What you have to do:
Extract the full listing verbatim and drop any pictures from your copy.

[Stored records]
☆ ☆ ☆ ☆ ☆ ☆ ☆
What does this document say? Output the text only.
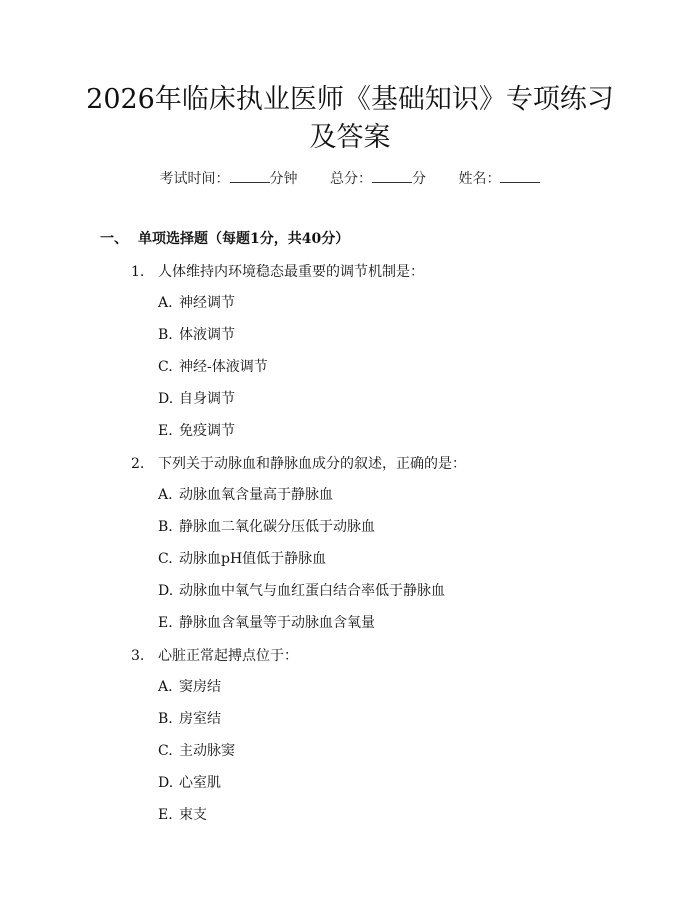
2026年临床执业医师《基础知识》专项练习
及答案
考试时间：	分钟 总分：	分 姓名：
一、 单项选择题（每题1分，共40分）
1. 人体维持内环境稳态最重要的调节机制是：
A. 神经调节
B. 体液调节
C. 神经-体液调节
D. 自身调节
E. 免疫调节
2. 下列关于动脉血和静脉血成分的叙述，正确的是：
A. 动脉血氧含量高于静脉血
B. 静脉血二氧化碳分压低于动脉血
C. 动脉血pH值低于静脉血
D. 动脉血中氧气与血红蛋白结合率低于静脉血
E. 静脉血含氧量等于动脉血含氧量
3. 心脏正常起搏点位于：
A. 窦房结
B. 房室结
C. 主动脉窦
D. 心室肌
E. 束支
☆ ☆ ☆ ☆ ☆ ☆ ☆
Response to the task:
What does this document say? Output the text only.
2026年临床执业医师《基础知识》专项练习
及答案
考试时间：	分钟 总分：	分 姓名：
一、 单项选择题（每题1分，共40分）
1. 人体维持内环境稳态最重要的调节机制是：
A. 神经调节
B. 体液调节
C. 神经-体液调节
D. 自身调节
E. 免疫调节
2. 下列关于动脉血和静脉血成分的叙述，正确的是：
A. 动脉血氧含量高于静脉血
B. 静脉血二氧化碳分压低于动脉血
C. 动脉血pH值低于静脉血
D. 动脉血中氧气与血红蛋白结合率低于静脉血
E. 静脉血含氧量等于动脉血含氧量
3. 心脏正常起搏点位于：
A. 窦房结
B. 房室结
C. 主动脉窦
D. 心室肌
E. 束支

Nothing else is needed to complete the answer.